Task to carry out: Copy the records from the line with "scroll-down-icon[interactable]: ﹀: [560, 309, 580, 325]" to the line with "list-item[interactable]: Юникод: [40, 278, 86, 292]", character for character.

____ Provided records

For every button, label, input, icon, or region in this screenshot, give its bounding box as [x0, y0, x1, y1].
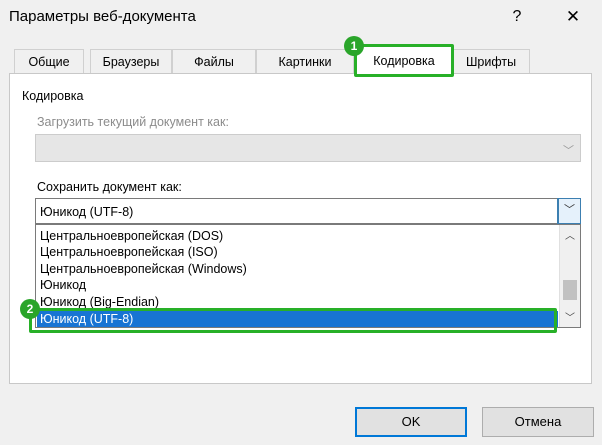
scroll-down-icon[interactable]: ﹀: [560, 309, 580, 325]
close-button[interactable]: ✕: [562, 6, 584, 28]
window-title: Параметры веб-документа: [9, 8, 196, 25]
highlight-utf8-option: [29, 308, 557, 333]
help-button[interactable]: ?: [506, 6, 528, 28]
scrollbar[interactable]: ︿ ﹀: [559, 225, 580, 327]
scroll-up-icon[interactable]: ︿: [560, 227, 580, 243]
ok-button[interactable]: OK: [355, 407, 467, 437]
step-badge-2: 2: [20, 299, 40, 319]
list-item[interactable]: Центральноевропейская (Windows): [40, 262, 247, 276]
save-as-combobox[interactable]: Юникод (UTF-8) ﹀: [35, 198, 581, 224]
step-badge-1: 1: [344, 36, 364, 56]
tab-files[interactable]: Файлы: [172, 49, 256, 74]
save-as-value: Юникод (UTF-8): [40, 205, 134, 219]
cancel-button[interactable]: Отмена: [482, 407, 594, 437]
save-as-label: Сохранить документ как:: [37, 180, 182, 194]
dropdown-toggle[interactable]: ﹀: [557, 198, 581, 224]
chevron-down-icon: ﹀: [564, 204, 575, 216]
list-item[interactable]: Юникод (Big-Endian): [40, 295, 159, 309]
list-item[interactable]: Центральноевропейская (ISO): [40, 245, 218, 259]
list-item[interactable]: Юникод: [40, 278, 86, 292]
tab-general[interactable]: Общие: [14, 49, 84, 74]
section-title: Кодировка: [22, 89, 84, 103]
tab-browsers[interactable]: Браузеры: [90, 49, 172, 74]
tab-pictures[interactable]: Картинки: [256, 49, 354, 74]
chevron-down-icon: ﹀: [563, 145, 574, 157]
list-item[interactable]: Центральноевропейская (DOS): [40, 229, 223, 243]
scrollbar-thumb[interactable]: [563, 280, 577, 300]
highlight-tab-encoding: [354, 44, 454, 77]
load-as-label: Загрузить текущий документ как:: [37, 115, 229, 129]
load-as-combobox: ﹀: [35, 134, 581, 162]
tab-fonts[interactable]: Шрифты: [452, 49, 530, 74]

________

Exercise result:
scroll-down-icon[interactable]: ﹀: [560, 309, 580, 325]
close-button[interactable]: ✕: [562, 6, 584, 28]
window-title: Параметры веб-документа: [9, 8, 196, 25]
highlight-utf8-option: [29, 308, 557, 333]
help-button[interactable]: ?: [506, 6, 528, 28]
scrollbar[interactable]: ︿ ﹀: [559, 225, 580, 327]
scroll-up-icon[interactable]: ︿: [560, 227, 580, 243]
ok-button[interactable]: OK: [355, 407, 467, 437]
step-badge-2: 2: [20, 299, 40, 319]
list-item[interactable]: Центральноевропейская (Windows): [40, 262, 247, 276]
save-as-combobox[interactable]: Юникод (UTF-8) ﹀: [35, 198, 581, 224]
step-badge-1: 1: [344, 36, 364, 56]
tab-files[interactable]: Файлы: [172, 49, 256, 74]
save-as-value: Юникод (UTF-8): [40, 205, 134, 219]
cancel-button[interactable]: Отмена: [482, 407, 594, 437]
save-as-label: Сохранить документ как:: [37, 180, 182, 194]
dropdown-toggle[interactable]: ﹀: [557, 198, 581, 224]
chevron-down-icon: ﹀: [564, 204, 575, 216]
list-item[interactable]: Юникод (Big-Endian): [40, 295, 159, 309]
list-item[interactable]: Центральноевропейская (ISO): [40, 245, 218, 259]
list-item[interactable]: Юникод: [40, 278, 86, 292]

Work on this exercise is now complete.